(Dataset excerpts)
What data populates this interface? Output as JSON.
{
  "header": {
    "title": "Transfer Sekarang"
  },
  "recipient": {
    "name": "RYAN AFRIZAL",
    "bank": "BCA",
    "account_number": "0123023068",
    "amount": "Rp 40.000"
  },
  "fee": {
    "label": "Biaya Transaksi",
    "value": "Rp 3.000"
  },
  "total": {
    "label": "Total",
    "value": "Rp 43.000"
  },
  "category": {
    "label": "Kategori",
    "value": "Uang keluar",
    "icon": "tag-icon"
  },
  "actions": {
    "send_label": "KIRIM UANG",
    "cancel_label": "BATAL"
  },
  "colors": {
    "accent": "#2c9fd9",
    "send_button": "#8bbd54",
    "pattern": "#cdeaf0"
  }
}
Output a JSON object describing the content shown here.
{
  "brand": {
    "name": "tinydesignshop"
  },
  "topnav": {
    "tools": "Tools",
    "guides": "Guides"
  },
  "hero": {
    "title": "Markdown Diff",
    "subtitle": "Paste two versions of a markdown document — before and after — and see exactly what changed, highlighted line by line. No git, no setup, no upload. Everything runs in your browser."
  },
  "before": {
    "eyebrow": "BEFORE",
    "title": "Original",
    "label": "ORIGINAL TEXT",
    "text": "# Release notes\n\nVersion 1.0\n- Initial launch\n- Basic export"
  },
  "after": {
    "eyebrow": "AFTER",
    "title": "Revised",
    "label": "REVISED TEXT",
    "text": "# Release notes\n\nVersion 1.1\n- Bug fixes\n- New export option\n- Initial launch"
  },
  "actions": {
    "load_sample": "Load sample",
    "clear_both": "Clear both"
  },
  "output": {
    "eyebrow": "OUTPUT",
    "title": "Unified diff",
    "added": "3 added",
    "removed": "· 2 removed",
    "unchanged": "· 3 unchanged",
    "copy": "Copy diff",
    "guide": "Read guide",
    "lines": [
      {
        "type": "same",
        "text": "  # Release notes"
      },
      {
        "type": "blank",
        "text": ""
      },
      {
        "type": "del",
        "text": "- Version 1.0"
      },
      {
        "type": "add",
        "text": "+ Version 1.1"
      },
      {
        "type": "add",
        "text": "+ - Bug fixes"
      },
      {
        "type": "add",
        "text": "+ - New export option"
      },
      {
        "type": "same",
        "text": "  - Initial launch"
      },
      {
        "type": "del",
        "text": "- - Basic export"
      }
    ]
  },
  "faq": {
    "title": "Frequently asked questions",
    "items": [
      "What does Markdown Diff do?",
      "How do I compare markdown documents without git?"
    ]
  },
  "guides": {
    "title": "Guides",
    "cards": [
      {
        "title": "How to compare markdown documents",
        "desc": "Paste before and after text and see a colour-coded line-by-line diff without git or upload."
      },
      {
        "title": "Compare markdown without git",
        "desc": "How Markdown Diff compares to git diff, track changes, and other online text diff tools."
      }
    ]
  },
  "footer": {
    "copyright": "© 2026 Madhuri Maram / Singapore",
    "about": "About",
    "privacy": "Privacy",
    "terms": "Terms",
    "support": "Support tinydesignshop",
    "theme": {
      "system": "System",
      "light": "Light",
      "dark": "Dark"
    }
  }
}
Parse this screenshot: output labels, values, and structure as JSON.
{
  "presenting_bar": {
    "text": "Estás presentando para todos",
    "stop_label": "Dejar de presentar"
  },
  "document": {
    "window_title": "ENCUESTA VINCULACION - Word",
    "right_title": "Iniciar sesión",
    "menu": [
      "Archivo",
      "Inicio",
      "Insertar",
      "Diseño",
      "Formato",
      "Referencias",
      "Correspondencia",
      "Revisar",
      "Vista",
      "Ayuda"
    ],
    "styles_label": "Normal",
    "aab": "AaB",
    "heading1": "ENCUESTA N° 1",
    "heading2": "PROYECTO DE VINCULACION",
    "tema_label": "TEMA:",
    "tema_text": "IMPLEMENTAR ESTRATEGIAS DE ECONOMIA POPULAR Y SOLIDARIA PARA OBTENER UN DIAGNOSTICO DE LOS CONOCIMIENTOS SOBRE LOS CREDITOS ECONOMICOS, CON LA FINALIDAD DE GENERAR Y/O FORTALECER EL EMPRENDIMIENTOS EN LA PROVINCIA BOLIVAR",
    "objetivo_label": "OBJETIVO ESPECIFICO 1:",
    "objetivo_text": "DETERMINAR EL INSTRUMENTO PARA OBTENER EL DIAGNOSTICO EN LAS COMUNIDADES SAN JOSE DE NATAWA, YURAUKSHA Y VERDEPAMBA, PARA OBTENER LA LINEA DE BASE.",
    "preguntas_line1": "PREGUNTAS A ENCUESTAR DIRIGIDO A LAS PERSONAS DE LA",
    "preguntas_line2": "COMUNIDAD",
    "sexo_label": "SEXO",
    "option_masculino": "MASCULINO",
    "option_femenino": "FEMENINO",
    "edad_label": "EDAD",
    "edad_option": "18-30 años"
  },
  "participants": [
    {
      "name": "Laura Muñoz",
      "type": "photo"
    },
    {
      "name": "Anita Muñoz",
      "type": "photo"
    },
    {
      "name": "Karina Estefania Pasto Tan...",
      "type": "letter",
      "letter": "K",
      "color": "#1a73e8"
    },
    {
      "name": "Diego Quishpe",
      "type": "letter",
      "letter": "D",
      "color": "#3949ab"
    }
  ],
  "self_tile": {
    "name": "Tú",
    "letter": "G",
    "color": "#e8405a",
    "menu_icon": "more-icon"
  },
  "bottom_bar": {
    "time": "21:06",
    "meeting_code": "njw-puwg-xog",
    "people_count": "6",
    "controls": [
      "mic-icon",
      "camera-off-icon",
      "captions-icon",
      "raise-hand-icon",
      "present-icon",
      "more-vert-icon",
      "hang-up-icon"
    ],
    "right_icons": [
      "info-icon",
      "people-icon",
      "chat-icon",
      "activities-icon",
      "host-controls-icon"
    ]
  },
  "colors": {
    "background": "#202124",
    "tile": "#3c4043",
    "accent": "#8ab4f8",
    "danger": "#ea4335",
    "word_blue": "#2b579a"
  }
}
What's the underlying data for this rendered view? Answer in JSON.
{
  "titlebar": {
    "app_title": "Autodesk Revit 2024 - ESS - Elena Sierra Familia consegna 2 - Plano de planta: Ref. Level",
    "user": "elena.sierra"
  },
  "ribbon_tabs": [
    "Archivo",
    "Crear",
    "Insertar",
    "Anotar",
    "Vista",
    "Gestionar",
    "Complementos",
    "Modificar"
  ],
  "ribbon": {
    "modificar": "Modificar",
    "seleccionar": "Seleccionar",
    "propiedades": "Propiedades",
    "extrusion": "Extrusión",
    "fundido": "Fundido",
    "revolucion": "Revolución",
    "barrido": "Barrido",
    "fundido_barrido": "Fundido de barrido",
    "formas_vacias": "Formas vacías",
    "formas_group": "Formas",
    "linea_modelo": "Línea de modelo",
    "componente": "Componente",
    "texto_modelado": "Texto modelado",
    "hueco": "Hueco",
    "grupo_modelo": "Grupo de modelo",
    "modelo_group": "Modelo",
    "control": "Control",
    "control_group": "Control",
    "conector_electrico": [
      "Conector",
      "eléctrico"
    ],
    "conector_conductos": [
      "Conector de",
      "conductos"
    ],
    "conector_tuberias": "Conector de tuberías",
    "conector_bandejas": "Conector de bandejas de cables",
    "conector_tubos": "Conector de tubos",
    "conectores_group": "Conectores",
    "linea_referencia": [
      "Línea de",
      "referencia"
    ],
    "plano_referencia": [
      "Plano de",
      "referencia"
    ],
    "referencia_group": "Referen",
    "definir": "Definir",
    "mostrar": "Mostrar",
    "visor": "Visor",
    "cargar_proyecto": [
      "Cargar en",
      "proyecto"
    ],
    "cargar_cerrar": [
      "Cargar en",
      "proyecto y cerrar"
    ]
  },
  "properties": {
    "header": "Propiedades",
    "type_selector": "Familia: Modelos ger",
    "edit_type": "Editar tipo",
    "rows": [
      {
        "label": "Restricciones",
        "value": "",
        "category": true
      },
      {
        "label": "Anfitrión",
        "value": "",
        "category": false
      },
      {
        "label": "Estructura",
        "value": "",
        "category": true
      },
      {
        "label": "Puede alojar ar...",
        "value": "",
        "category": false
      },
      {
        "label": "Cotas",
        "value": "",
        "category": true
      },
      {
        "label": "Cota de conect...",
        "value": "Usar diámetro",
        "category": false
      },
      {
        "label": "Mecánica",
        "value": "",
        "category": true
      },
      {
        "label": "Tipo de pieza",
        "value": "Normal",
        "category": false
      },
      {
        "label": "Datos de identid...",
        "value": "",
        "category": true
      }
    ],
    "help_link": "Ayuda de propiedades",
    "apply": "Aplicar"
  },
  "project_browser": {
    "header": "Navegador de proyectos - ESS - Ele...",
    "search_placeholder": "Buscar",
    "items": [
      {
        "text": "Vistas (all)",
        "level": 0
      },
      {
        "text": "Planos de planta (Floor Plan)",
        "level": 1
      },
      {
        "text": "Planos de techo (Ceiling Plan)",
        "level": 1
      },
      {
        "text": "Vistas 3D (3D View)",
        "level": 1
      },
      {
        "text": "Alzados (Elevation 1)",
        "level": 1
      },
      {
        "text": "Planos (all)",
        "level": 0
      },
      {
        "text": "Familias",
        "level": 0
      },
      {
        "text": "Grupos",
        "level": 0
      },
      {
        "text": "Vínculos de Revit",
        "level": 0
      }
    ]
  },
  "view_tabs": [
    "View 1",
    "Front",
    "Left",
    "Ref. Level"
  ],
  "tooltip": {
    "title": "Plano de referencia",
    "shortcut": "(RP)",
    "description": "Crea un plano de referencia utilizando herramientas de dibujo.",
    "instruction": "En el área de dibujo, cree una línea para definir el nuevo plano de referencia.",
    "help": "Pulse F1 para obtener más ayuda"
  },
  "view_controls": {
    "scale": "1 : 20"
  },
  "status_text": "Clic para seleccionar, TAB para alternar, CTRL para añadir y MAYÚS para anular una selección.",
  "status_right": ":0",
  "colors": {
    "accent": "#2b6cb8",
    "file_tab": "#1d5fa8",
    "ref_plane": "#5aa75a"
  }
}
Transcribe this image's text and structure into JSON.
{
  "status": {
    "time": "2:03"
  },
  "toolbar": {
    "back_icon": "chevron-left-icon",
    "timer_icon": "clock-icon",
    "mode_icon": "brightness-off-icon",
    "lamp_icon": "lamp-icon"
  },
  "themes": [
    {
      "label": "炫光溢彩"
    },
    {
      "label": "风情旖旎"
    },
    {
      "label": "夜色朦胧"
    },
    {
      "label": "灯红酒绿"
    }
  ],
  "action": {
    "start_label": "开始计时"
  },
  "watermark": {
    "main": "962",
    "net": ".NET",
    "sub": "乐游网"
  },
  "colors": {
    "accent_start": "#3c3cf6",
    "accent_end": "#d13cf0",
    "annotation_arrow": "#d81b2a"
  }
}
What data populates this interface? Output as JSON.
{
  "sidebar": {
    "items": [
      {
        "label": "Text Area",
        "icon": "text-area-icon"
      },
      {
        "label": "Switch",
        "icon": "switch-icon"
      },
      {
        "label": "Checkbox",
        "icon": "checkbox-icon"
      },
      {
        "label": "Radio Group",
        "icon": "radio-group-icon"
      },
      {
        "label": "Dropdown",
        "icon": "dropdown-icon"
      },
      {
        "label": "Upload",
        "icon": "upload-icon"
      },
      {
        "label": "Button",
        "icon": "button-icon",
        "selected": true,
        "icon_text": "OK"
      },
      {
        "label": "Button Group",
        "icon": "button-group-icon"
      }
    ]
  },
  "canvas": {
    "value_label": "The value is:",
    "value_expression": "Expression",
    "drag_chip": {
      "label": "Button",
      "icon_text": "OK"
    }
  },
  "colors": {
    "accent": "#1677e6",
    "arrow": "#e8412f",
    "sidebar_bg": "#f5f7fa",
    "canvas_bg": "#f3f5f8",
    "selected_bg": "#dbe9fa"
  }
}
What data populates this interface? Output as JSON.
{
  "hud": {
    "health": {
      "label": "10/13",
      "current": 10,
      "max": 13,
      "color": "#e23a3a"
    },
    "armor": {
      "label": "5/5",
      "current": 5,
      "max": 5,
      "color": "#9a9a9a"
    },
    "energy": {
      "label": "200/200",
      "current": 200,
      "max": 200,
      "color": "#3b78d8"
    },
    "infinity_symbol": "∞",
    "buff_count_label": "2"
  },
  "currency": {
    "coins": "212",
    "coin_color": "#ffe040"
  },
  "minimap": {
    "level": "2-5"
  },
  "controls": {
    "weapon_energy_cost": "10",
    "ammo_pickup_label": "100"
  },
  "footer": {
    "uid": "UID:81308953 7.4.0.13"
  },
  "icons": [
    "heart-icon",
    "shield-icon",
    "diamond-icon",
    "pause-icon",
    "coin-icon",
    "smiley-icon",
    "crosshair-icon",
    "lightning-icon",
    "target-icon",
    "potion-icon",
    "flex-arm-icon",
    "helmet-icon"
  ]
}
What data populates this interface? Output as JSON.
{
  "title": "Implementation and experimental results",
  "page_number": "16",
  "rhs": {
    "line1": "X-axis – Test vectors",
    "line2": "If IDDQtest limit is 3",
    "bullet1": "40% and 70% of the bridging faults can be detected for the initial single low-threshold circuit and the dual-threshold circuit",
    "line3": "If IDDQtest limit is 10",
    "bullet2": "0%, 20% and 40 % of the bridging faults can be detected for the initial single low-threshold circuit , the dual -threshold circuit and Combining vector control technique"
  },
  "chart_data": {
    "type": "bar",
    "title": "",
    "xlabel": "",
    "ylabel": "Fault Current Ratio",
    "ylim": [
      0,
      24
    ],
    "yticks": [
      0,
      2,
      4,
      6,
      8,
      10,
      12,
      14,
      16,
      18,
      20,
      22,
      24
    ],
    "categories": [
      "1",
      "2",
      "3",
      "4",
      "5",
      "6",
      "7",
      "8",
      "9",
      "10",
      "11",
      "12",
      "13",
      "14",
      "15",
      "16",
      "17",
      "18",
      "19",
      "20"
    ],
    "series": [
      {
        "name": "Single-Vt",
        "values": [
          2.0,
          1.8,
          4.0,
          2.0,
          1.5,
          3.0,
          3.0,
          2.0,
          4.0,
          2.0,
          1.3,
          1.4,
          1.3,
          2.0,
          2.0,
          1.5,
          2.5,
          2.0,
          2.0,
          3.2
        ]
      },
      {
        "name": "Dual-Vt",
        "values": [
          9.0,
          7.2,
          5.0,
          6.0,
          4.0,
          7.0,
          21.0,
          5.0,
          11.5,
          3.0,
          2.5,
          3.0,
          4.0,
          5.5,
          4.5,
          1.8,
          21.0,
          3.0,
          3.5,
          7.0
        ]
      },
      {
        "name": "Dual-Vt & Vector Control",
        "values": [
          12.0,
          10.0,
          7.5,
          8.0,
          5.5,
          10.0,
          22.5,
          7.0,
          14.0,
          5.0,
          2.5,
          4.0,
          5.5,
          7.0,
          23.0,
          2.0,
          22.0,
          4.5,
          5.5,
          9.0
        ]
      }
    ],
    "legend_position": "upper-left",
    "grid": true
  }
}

_Work to do:_
Lines containing the word "VINCULACION" are to be counted in the listing; state their number alone.

_Exercise solution:_
2